■ WHAT IS ASKED ■
Images are excluded; otherwise, output every record exactly.
** begin **
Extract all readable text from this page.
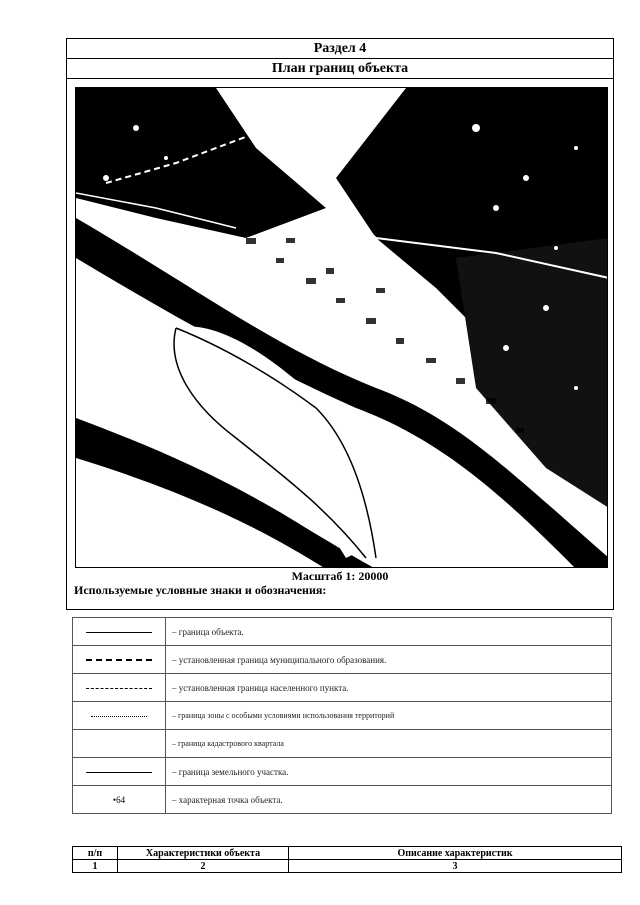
Раздел 4
План границ объекта
Масштаб 1: 20000
Используемые условные знаки и обозначения:
	– граница объекта.
	– установленная граница муниципального образования.
	– установленная граница населенного пункта.
	– граница зоны с особыми условиями использования территорий
	– граница кадастрового квартала
	– граница земельного участка.
•64	– характерная точка объекта.
п/п	Характеристики объекта	Описание характеристик
1	2	3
** end **
■ THE RESPONSE ■
Extract all readable text from this page.
Раздел 4
План границ объекта
Масштаб 1: 20000
Используемые условные знаки и обозначения:
	– граница объекта.
	– установленная граница муниципального образования.
	– установленная граница населенного пункта.
	– граница зоны с особыми условиями использования территорий
	– граница кадастрового квартала
	– граница земельного участка.
•64	– характерная точка объекта.
п/п	Характеристики объекта	Описание характеристик
1	2	3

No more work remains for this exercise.